EXERCISE> An exact reproduction of the records is required, with all images left out.

>> BEGIN TASK INPUT

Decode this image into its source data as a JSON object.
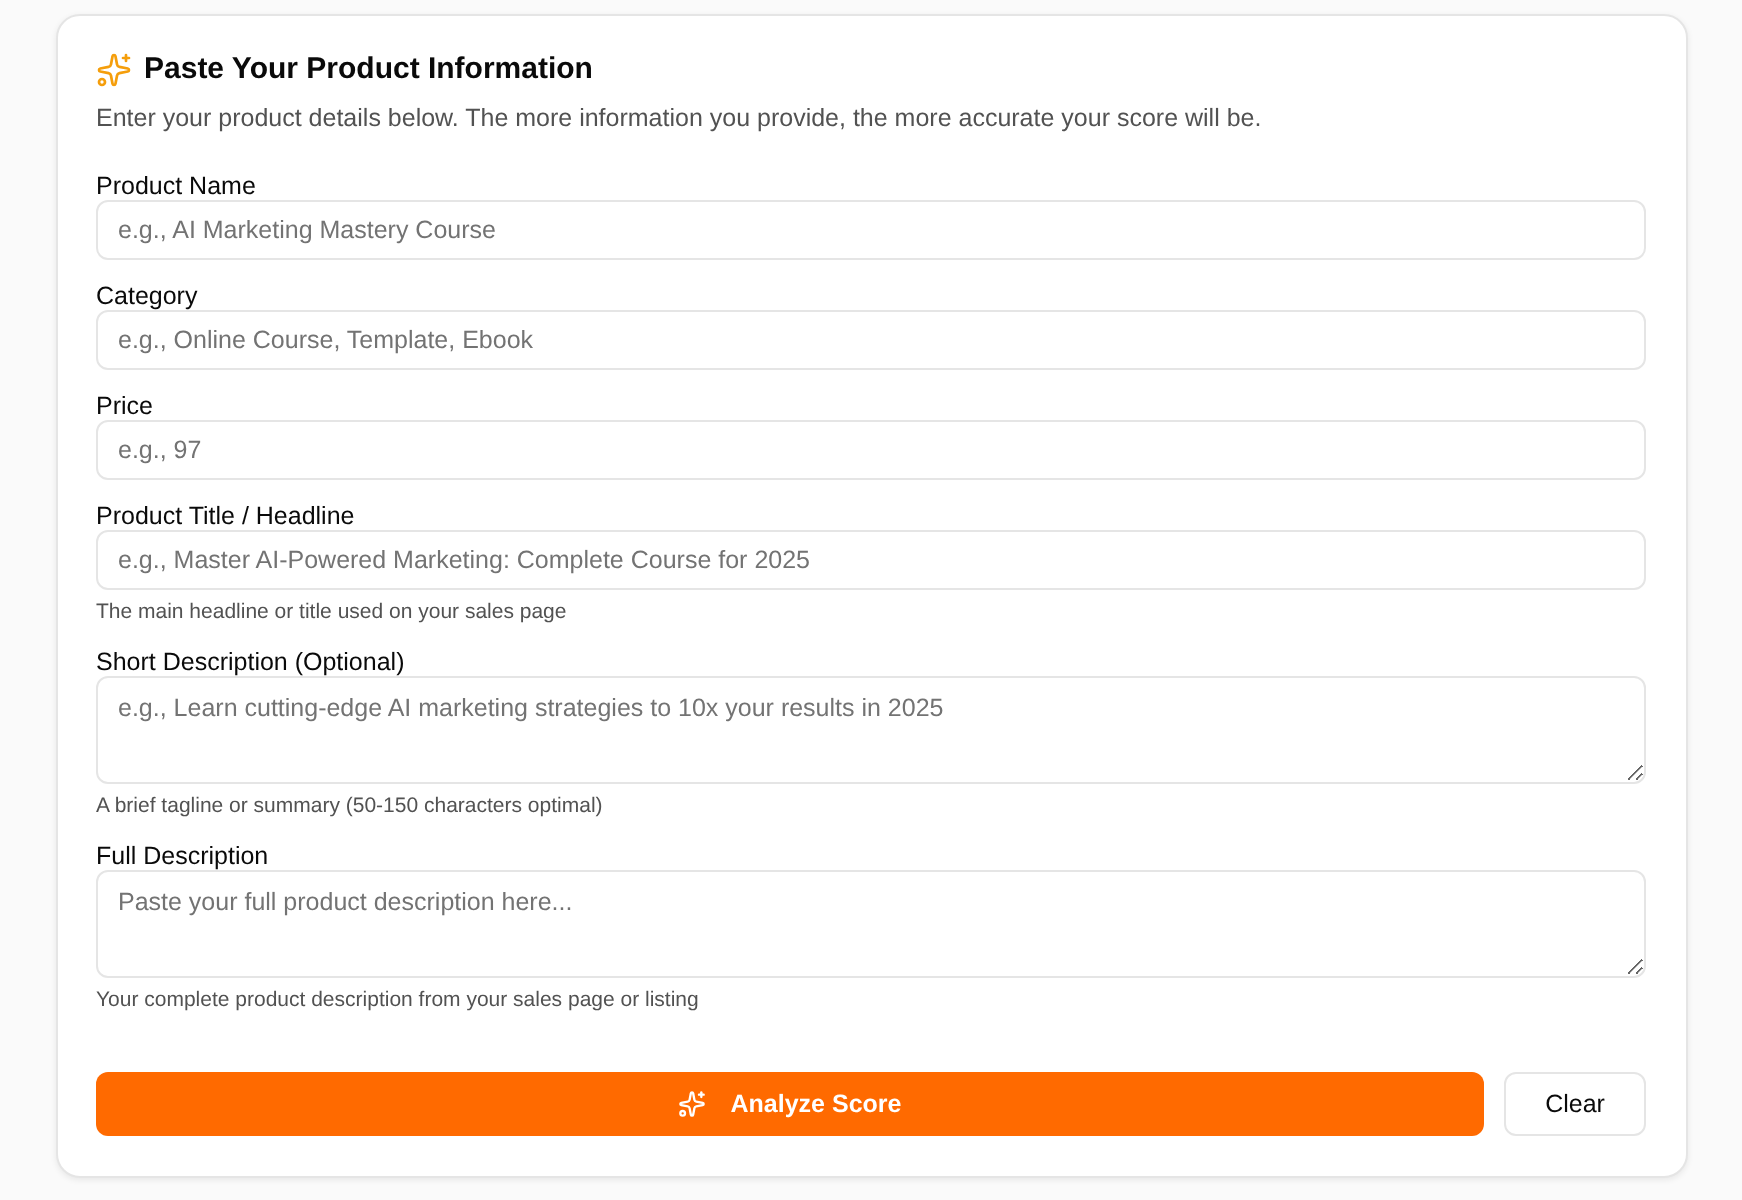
{
  "header": {
    "title": "Paste Your Product Information",
    "subtitle": "Enter your product details below. The more information you provide, the more accurate your score will be."
  },
  "fields": [
    {
      "kind": "input",
      "label": "Product Name",
      "placeholder": "e.g., AI Marketing Mastery Course"
    },
    {
      "kind": "input",
      "label": "Category",
      "placeholder": "e.g., Online Course, Template, Ebook"
    },
    {
      "kind": "input",
      "label": "Price",
      "placeholder": "e.g., 97"
    },
    {
      "kind": "input",
      "label": "Product Title / Headline",
      "placeholder": "e.g., Master AI-Powered Marketing: Complete Course for 2025",
      "help": "The main headline or title used on your sales page"
    },
    {
      "kind": "textarea",
      "label": "Short Description (Optional)",
      "placeholder": "e.g., Learn cutting-edge AI marketing strategies to 10x your results in 2025",
      "help": "A brief tagline or summary (50-150 characters optimal)"
    },
    {
      "kind": "textarea",
      "label": "Full Description",
      "placeholder": "Paste your full product description here...",
      "help": "Your complete product description from your sales page or listing"
    }
  ],
  "actions": [
    {
      "kind": "primary",
      "label": "Analyze Score"
    },
    {
      "kind": "secondary",
      "label": "Clear"
    }
  ]
}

>> END TASK INPUT

ANSWER TO THIS TASK>
Decode this image into its source data as a JSON object.
{
  "header": {
    "title": "Paste Your Product Information",
    "subtitle": "Enter your product details below. The more information you provide, the more accurate your score will be."
  },
  "fields": [
    {
      "kind": "input",
      "label": "Product Name",
      "placeholder": "e.g., AI Marketing Mastery Course"
    },
    {
      "kind": "input",
      "label": "Category",
      "placeholder": "e.g., Online Course, Template, Ebook"
    },
    {
      "kind": "input",
      "label": "Price",
      "placeholder": "e.g., 97"
    },
    {
      "kind": "input",
      "label": "Product Title / Headline",
      "placeholder": "e.g., Master AI-Powered Marketing: Complete Course for 2025",
      "help": "The main headline or title used on your sales page"
    },
    {
      "kind": "textarea",
      "label": "Short Description (Optional)",
      "placeholder": "e.g., Learn cutting-edge AI marketing strategies to 10x your results in 2025",
      "help": "A brief tagline or summary (50-150 characters optimal)"
    },
    {
      "kind": "textarea",
      "label": "Full Description",
      "placeholder": "Paste your full product description here...",
      "help": "Your complete product description from your sales page or listing"
    }
  ],
  "actions": [
    {
      "kind": "primary",
      "label": "Analyze Score"
    },
    {
      "kind": "secondary",
      "label": "Clear"
    }
  ]
}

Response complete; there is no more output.